AIM OF THE EXERCISE
Each line containing the word "regulations" needs to be copied.

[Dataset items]
==================================================

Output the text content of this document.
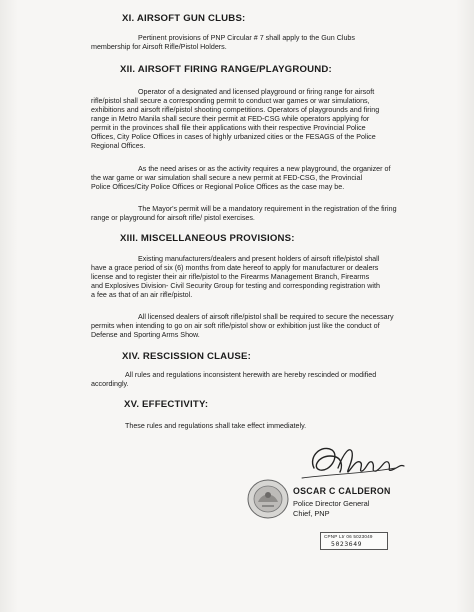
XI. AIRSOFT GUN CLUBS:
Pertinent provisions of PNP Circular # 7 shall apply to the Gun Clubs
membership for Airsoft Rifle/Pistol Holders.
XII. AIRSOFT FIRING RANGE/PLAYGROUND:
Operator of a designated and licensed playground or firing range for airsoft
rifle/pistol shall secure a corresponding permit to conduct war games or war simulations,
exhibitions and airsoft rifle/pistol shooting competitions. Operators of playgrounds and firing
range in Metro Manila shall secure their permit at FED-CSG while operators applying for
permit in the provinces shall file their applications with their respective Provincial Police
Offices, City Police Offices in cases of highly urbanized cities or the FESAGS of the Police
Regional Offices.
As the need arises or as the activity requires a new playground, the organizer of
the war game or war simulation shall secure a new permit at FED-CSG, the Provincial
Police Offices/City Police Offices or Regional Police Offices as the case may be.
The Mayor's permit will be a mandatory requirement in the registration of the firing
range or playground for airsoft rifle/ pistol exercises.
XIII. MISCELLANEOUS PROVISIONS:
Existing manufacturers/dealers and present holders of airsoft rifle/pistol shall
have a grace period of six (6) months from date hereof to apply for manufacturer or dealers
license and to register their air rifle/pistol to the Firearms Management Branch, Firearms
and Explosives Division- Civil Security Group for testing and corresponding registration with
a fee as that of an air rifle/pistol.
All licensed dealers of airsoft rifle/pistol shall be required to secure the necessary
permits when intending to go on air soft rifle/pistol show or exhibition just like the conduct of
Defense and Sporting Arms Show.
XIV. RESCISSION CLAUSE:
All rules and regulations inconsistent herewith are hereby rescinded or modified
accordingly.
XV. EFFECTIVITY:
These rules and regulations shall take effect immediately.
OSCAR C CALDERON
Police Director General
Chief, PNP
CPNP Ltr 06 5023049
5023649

==================================================

THE OUTPUT
All rules and regulations inconsistent herewith are hereby rescinded or modified
These rules and regulations shall take effect immediately.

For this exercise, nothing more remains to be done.